### Task to complete
Count the lines in the records below that contain the word "title", and reply with only that number.

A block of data

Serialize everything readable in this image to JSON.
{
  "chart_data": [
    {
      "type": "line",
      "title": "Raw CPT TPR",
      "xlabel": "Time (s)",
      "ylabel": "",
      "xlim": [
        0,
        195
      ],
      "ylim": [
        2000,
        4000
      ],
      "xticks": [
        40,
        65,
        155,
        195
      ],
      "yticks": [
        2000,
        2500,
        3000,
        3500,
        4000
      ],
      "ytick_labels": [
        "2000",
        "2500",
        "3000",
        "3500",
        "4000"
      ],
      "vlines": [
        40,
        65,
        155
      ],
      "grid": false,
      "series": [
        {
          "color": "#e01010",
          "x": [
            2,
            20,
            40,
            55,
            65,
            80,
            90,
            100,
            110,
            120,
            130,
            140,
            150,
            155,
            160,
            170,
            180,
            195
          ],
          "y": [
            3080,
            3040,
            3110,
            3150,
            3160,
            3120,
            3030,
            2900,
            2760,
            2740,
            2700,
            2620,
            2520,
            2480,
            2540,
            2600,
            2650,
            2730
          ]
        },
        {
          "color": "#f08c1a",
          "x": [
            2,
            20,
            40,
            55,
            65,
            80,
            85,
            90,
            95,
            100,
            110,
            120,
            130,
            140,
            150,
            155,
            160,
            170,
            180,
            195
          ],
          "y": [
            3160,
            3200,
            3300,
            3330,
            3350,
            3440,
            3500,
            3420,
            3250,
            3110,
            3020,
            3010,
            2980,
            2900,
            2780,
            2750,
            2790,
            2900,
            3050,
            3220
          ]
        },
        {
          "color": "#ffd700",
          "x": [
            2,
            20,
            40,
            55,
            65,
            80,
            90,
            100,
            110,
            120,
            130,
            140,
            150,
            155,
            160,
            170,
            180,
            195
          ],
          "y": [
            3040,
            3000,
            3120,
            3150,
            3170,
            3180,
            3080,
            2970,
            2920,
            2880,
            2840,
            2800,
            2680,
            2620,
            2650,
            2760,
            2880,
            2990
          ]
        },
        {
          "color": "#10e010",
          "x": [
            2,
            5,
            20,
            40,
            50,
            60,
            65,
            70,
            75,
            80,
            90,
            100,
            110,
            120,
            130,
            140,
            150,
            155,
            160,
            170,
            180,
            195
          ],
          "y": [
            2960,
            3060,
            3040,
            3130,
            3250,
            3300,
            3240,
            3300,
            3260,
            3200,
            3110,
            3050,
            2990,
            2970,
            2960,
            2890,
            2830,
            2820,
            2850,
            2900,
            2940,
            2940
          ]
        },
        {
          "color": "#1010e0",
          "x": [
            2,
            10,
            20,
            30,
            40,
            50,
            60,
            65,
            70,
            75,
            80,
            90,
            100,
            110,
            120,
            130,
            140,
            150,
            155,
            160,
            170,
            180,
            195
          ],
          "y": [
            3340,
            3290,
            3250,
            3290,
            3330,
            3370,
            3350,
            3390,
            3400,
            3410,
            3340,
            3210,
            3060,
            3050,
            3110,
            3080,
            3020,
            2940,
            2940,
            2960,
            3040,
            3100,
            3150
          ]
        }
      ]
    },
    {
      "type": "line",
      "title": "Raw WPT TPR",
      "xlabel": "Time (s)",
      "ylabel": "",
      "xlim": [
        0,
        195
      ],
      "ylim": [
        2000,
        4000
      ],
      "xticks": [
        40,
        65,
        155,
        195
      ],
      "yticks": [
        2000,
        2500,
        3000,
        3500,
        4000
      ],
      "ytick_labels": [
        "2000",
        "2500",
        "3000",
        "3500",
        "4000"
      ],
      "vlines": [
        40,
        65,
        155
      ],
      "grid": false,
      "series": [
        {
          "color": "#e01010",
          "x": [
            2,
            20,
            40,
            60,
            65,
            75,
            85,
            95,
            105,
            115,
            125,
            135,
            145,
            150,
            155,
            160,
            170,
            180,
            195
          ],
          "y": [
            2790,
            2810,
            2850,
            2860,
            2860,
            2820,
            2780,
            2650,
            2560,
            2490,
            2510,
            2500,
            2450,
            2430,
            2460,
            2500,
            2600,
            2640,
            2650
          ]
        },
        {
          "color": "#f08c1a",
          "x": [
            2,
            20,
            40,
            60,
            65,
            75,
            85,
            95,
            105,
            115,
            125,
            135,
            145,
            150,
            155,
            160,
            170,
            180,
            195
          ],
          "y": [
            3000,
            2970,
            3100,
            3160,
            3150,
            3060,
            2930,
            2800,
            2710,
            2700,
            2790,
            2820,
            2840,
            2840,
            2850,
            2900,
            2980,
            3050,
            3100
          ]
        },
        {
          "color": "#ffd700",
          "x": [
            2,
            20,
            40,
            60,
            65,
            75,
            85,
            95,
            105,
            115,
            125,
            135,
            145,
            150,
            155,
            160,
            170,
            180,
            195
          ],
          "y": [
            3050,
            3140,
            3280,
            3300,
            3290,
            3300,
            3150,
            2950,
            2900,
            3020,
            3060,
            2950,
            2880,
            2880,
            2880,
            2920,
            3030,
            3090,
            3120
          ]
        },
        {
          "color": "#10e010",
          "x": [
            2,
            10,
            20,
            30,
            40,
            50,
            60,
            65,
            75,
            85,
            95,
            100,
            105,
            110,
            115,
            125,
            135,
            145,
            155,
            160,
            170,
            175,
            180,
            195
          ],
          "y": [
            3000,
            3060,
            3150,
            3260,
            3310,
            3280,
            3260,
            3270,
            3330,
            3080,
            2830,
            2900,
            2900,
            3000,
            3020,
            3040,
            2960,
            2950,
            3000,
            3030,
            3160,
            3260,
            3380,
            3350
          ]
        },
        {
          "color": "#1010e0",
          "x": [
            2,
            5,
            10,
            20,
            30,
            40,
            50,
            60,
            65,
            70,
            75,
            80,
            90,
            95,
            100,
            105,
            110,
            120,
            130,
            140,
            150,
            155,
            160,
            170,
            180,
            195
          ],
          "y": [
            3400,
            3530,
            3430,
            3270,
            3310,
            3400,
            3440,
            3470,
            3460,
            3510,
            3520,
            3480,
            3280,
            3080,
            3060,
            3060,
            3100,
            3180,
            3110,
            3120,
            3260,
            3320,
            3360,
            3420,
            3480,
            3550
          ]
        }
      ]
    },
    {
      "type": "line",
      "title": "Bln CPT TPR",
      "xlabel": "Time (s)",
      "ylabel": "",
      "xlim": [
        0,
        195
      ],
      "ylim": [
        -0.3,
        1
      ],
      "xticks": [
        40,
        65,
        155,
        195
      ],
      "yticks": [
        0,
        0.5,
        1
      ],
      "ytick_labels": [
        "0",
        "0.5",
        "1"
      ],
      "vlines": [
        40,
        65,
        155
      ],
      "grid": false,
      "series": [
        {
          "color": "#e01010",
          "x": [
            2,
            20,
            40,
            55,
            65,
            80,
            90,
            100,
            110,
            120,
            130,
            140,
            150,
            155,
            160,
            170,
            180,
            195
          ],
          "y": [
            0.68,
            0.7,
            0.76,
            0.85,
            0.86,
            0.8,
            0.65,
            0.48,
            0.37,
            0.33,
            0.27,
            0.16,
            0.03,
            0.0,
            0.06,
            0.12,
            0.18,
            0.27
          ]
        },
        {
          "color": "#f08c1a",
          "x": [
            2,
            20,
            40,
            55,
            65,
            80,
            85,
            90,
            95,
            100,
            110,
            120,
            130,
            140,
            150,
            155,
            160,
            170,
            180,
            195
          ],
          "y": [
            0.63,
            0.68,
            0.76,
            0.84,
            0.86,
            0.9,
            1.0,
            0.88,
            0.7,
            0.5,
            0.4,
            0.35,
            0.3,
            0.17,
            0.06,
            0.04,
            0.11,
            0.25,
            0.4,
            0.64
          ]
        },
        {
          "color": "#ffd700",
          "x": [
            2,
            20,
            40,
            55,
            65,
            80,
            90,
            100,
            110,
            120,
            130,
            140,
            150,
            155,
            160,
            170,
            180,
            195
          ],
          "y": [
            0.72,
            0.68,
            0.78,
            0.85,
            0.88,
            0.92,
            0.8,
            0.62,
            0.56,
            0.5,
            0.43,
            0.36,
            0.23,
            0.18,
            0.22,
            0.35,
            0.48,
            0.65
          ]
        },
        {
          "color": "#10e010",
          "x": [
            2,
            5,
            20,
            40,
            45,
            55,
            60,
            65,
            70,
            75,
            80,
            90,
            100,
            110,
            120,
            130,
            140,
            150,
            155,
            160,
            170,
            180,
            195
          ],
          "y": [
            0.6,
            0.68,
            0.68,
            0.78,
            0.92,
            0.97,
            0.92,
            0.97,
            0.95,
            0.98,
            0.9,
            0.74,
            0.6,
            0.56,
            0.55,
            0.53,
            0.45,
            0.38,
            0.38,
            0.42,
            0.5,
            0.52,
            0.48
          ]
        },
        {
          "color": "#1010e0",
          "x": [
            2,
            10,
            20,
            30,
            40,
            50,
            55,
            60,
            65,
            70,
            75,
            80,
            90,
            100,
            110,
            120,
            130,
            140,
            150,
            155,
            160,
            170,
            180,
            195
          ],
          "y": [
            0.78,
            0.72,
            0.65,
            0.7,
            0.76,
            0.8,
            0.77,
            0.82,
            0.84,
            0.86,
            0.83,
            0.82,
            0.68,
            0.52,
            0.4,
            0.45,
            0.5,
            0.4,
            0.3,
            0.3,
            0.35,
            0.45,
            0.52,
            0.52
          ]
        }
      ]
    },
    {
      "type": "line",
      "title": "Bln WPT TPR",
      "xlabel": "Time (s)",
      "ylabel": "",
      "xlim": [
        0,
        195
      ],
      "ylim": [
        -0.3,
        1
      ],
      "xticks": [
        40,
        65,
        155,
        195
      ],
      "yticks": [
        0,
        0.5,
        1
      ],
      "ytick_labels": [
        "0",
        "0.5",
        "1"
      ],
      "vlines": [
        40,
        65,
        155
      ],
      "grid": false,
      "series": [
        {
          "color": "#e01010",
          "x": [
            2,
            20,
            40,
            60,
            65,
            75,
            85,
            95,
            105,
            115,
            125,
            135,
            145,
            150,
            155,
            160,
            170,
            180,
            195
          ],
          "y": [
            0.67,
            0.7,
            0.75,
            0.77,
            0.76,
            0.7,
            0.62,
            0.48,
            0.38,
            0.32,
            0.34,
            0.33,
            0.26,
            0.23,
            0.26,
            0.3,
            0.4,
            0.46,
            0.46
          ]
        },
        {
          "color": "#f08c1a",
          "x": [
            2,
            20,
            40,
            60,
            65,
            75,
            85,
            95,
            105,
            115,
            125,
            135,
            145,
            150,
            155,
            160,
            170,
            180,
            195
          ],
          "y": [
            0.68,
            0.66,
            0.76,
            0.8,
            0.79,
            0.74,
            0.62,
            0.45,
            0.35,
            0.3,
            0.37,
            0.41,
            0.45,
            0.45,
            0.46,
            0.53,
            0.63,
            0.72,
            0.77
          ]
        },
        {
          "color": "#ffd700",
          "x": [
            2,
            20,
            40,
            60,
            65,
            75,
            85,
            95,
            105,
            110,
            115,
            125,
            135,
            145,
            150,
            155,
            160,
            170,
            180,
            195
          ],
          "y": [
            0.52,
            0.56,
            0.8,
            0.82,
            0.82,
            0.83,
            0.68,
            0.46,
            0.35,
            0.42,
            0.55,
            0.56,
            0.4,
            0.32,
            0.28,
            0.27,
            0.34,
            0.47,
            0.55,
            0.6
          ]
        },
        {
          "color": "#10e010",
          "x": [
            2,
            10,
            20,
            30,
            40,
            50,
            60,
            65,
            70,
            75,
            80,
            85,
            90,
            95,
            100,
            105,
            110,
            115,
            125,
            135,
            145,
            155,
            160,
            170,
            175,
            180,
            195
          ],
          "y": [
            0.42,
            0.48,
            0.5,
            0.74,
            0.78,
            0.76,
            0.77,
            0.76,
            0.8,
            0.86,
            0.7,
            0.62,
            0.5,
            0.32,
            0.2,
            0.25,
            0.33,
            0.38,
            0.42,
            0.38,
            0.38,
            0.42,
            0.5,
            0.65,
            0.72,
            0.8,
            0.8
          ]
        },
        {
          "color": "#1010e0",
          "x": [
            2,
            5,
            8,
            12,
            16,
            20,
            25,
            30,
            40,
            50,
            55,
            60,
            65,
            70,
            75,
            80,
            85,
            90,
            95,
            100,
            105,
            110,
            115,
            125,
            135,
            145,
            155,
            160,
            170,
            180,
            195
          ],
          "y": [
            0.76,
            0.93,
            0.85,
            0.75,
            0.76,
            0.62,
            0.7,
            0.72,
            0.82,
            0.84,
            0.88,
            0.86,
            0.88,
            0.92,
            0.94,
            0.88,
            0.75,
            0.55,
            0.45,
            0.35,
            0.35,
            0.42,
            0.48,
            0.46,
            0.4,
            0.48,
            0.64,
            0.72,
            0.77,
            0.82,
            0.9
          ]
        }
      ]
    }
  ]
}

### Answer below
4